Entries with figure data:
= = = = = = =

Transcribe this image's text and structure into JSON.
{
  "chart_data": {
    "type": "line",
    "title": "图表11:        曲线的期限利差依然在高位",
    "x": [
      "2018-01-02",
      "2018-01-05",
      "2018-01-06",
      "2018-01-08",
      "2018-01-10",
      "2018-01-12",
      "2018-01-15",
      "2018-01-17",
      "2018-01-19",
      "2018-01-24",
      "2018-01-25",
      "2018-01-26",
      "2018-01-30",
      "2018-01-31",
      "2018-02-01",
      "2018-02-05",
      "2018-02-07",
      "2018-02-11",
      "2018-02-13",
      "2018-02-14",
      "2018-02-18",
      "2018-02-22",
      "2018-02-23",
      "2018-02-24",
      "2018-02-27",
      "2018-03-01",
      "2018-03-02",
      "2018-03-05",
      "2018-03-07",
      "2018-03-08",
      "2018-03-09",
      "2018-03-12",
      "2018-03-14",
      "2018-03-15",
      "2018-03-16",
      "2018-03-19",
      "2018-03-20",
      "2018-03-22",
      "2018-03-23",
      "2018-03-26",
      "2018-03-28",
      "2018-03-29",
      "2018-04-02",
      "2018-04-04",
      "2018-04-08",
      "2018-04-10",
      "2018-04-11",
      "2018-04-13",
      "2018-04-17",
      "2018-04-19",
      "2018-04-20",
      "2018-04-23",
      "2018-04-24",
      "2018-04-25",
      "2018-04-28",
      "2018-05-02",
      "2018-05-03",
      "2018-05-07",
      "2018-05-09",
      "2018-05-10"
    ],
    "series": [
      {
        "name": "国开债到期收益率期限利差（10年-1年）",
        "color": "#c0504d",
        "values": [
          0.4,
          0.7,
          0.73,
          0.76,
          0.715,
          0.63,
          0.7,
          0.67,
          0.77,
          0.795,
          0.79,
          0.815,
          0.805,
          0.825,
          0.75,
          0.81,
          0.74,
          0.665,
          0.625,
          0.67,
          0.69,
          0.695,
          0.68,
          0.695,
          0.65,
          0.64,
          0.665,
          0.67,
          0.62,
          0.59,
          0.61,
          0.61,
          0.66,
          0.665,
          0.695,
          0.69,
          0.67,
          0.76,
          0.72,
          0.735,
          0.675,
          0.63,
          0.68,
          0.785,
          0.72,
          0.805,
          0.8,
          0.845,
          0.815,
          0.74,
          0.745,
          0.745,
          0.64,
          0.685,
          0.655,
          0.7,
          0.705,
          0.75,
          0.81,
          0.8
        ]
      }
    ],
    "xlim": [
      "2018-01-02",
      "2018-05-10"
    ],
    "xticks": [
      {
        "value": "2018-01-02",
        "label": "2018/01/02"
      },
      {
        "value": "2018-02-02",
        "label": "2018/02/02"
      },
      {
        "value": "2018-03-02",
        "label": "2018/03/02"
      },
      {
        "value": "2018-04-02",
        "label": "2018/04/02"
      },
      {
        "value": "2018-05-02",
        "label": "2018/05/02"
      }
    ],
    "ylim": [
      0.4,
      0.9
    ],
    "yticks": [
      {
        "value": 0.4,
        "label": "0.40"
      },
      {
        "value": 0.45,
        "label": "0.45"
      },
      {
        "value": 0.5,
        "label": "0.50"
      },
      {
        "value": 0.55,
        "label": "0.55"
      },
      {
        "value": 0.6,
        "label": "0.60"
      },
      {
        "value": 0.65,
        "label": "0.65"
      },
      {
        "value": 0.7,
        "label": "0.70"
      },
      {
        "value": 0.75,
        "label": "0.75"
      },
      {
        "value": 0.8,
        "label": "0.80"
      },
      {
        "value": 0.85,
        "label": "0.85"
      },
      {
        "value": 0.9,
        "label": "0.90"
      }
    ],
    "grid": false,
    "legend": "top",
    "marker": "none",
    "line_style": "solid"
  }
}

= = = = = = =

Give back all the records exactly as they stand.

Transcribe this image's text and structure into JSON.
{
  "chart_data": {
    "type": "line",
    "title": "图表11:        曲线的期限利差依然在高位",
    "x": [
      "2018-01-02",
      "2018-01-05",
      "2018-01-06",
      "2018-01-08",
      "2018-01-10",
      "2018-01-12",
      "2018-01-15",
      "2018-01-17",
      "2018-01-19",
      "2018-01-24",
      "2018-01-25",
      "2018-01-26",
      "2018-01-30",
      "2018-01-31",
      "2018-02-01",
      "2018-02-05",
      "2018-02-07",
      "2018-02-11",
      "2018-02-13",
      "2018-02-14",
      "2018-02-18",
      "2018-02-22",
      "2018-02-23",
      "2018-02-24",
      "2018-02-27",
      "2018-03-01",
      "2018-03-02",
      "2018-03-05",
      "2018-03-07",
      "2018-03-08",
      "2018-03-09",
      "2018-03-12",
      "2018-03-14",
      "2018-03-15",
      "2018-03-16",
      "2018-03-19",
      "2018-03-20",
      "2018-03-22",
      "2018-03-23",
      "2018-03-26",
      "2018-03-28",
      "2018-03-29",
      "2018-04-02",
      "2018-04-04",
      "2018-04-08",
      "2018-04-10",
      "2018-04-11",
      "2018-04-13",
      "2018-04-17",
      "2018-04-19",
      "2018-04-20",
      "2018-04-23",
      "2018-04-24",
      "2018-04-25",
      "2018-04-28",
      "2018-05-02",
      "2018-05-03",
      "2018-05-07",
      "2018-05-09",
      "2018-05-10"
    ],
    "series": [
      {
        "name": "国开债到期收益率期限利差（10年-1年）",
        "color": "#c0504d",
        "values": [
          0.4,
          0.7,
          0.73,
          0.76,
          0.715,
          0.63,
          0.7,
          0.67,
          0.77,
          0.795,
          0.79,
          0.815,
          0.805,
          0.825,
          0.75,
          0.81,
          0.74,
          0.665,
          0.625,
          0.67,
          0.69,
          0.695,
          0.68,
          0.695,
          0.65,
          0.64,
          0.665,
          0.67,
          0.62,
          0.59,
          0.61,
          0.61,
          0.66,
          0.665,
          0.695,
          0.69,
          0.67,
          0.76,
          0.72,
          0.735,
          0.675,
          0.63,
          0.68,
          0.785,
          0.72,
          0.805,
          0.8,
          0.845,
          0.815,
          0.74,
          0.745,
          0.745,
          0.64,
          0.685,
          0.655,
          0.7,
          0.705,
          0.75,
          0.81,
          0.8
        ]
      }
    ],
    "xlim": [
      "2018-01-02",
      "2018-05-10"
    ],
    "xticks": [
      {
        "value": "2018-01-02",
        "label": "2018/01/02"
      },
      {
        "value": "2018-02-02",
        "label": "2018/02/02"
      },
      {
        "value": "2018-03-02",
        "label": "2018/03/02"
      },
      {
        "value": "2018-04-02",
        "label": "2018/04/02"
      },
      {
        "value": "2018-05-02",
        "label": "2018/05/02"
      }
    ],
    "ylim": [
      0.4,
      0.9
    ],
    "yticks": [
      {
        "value": 0.4,
        "label": "0.40"
      },
      {
        "value": 0.45,
        "label": "0.45"
      },
      {
        "value": 0.5,
        "label": "0.50"
      },
      {
        "value": 0.55,
        "label": "0.55"
      },
      {
        "value": 0.6,
        "label": "0.60"
      },
      {
        "value": 0.65,
        "label": "0.65"
      },
      {
        "value": 0.7,
        "label": "0.70"
      },
      {
        "value": 0.75,
        "label": "0.75"
      },
      {
        "value": 0.8,
        "label": "0.80"
      },
      {
        "value": 0.85,
        "label": "0.85"
      },
      {
        "value": 0.9,
        "label": "0.90"
      }
    ],
    "grid": false,
    "legend": "top",
    "marker": "none",
    "line_style": "solid"
  }
}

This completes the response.